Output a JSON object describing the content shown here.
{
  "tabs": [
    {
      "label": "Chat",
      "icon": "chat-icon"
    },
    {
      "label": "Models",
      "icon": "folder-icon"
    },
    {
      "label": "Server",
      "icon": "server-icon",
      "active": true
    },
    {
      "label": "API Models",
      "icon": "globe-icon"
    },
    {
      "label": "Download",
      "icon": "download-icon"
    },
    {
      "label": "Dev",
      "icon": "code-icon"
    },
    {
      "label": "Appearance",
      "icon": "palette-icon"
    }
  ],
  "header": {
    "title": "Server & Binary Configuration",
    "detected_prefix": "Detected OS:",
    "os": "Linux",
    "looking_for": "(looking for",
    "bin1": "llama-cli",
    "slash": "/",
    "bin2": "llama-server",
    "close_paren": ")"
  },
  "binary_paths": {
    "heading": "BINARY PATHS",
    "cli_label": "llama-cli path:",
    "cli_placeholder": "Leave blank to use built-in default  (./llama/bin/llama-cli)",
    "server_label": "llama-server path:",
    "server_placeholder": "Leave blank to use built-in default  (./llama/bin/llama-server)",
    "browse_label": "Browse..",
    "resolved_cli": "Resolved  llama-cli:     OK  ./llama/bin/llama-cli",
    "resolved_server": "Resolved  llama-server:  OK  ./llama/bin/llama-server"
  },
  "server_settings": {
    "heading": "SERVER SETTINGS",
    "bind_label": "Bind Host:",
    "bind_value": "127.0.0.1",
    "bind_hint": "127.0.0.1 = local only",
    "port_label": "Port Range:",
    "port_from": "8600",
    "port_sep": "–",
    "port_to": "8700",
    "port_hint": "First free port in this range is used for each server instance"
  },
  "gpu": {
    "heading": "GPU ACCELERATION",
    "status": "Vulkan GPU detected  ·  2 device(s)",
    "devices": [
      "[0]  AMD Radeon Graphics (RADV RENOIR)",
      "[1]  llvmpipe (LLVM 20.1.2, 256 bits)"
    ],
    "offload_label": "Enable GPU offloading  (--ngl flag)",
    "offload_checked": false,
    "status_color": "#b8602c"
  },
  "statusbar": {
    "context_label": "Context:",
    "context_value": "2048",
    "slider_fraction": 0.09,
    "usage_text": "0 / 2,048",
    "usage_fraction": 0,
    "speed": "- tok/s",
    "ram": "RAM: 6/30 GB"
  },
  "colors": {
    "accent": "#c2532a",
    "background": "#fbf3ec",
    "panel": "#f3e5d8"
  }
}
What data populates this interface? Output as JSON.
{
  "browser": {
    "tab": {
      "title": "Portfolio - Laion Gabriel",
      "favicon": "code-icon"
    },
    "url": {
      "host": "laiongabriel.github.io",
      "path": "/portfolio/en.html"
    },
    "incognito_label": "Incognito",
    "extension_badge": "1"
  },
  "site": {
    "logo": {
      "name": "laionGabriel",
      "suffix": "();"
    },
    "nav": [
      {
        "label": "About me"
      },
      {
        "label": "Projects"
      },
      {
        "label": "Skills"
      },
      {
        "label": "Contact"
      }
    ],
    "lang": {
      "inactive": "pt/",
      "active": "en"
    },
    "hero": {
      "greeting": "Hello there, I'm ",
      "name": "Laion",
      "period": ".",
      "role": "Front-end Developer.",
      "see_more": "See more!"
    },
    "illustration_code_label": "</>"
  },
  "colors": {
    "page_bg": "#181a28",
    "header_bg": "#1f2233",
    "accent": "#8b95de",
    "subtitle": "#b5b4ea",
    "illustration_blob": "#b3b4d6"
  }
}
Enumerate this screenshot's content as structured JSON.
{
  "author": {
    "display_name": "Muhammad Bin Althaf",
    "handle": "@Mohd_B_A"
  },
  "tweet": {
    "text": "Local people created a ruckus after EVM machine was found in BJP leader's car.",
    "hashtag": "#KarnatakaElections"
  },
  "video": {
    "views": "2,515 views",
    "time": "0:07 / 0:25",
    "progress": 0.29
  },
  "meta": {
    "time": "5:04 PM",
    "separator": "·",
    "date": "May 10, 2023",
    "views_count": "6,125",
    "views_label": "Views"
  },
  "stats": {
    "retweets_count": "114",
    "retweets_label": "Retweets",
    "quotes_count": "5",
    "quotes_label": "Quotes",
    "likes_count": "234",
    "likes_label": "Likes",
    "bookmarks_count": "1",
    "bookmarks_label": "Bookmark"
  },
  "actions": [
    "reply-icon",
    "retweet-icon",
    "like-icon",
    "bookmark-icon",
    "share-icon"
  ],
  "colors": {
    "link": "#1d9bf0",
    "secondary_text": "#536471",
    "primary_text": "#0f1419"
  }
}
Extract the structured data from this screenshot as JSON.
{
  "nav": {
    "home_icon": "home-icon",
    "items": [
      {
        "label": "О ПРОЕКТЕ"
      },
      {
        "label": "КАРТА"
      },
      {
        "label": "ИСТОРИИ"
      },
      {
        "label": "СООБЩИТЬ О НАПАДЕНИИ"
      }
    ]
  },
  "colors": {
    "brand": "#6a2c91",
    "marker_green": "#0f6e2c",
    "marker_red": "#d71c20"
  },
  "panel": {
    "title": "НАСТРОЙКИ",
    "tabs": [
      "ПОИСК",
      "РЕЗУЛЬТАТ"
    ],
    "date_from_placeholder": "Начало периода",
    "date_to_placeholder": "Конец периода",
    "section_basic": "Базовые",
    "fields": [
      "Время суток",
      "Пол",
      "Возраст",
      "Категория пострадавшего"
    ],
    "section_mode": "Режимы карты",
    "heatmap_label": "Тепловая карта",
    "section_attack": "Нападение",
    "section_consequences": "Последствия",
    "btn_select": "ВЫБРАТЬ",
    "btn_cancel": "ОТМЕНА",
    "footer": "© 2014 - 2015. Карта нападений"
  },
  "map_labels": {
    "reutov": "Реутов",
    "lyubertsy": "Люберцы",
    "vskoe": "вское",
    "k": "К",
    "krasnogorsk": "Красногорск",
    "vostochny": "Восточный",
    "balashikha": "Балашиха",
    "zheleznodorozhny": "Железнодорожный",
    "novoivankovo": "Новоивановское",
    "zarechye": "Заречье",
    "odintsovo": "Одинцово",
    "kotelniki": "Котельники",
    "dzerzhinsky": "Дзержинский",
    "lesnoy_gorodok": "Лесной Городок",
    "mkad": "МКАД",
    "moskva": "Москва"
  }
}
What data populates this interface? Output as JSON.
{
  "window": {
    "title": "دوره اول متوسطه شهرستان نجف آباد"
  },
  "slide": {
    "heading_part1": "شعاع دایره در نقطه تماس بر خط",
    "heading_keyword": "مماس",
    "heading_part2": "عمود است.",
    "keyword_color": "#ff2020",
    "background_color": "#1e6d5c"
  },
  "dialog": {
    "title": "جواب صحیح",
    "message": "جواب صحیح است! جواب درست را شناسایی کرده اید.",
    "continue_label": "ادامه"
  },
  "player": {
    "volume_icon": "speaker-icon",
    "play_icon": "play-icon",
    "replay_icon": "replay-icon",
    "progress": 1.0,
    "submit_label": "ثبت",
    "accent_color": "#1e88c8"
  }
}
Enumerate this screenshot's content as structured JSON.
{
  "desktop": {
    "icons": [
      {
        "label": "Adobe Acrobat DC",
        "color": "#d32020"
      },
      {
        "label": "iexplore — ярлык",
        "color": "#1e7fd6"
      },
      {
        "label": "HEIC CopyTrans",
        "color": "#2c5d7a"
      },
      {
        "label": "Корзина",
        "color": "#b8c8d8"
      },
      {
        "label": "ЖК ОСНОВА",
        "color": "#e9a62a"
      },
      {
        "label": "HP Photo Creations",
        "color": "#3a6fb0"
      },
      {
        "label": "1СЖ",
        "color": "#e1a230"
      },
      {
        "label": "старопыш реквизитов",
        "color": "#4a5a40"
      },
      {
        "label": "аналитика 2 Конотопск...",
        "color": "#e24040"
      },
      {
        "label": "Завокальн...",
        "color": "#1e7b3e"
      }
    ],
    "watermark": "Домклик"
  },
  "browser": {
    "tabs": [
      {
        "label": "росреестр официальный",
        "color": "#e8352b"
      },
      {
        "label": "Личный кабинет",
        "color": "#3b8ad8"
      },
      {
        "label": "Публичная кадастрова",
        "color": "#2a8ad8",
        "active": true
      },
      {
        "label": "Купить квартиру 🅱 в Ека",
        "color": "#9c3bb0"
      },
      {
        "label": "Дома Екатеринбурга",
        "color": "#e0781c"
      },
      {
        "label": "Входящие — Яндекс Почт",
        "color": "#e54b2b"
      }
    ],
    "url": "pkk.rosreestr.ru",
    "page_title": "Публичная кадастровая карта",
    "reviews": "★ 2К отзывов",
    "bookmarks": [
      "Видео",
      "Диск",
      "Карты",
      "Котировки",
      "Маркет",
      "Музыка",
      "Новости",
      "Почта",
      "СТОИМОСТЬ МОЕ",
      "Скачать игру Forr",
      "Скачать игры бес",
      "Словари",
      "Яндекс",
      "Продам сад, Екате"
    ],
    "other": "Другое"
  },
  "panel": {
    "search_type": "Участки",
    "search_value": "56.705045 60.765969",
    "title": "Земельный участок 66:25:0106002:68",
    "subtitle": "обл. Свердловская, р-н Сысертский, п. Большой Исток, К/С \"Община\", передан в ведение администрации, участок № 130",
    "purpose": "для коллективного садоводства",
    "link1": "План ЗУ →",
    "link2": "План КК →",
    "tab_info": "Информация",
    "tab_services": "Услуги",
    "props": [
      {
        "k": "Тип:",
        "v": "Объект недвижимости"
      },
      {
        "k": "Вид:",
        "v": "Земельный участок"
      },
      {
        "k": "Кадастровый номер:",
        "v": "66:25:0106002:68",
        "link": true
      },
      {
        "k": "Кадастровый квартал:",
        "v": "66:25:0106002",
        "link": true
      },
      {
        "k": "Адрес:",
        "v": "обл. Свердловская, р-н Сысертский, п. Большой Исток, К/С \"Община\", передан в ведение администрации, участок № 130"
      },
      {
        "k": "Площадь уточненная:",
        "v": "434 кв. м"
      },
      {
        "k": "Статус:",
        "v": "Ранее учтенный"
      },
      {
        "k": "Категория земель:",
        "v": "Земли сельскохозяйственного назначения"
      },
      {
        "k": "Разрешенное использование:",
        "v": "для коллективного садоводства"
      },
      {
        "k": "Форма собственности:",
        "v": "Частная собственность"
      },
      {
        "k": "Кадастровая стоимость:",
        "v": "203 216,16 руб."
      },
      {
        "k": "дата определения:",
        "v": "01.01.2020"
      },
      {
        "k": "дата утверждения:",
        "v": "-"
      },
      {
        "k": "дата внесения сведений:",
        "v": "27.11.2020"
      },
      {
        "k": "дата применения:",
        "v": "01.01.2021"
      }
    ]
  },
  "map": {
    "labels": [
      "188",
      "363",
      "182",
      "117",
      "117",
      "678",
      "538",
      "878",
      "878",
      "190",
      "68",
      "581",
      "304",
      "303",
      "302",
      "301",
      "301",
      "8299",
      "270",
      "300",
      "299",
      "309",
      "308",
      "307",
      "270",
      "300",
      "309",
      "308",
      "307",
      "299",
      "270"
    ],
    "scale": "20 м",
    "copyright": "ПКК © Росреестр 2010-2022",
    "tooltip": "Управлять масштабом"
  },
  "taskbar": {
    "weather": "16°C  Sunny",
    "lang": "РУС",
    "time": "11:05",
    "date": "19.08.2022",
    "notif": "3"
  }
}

__WHAT YOU ARE ASKED TO DO__
Check each line above for the word "blank", and copy the lines where it appears.

__FINAL ANSWER__
    "cli_placeholder": "Leave blank to use built-in default  (./llama/bin/llama-cli)",
    "server_placeholder": "Leave blank to use built-in default  (./llama/bin/llama-server)",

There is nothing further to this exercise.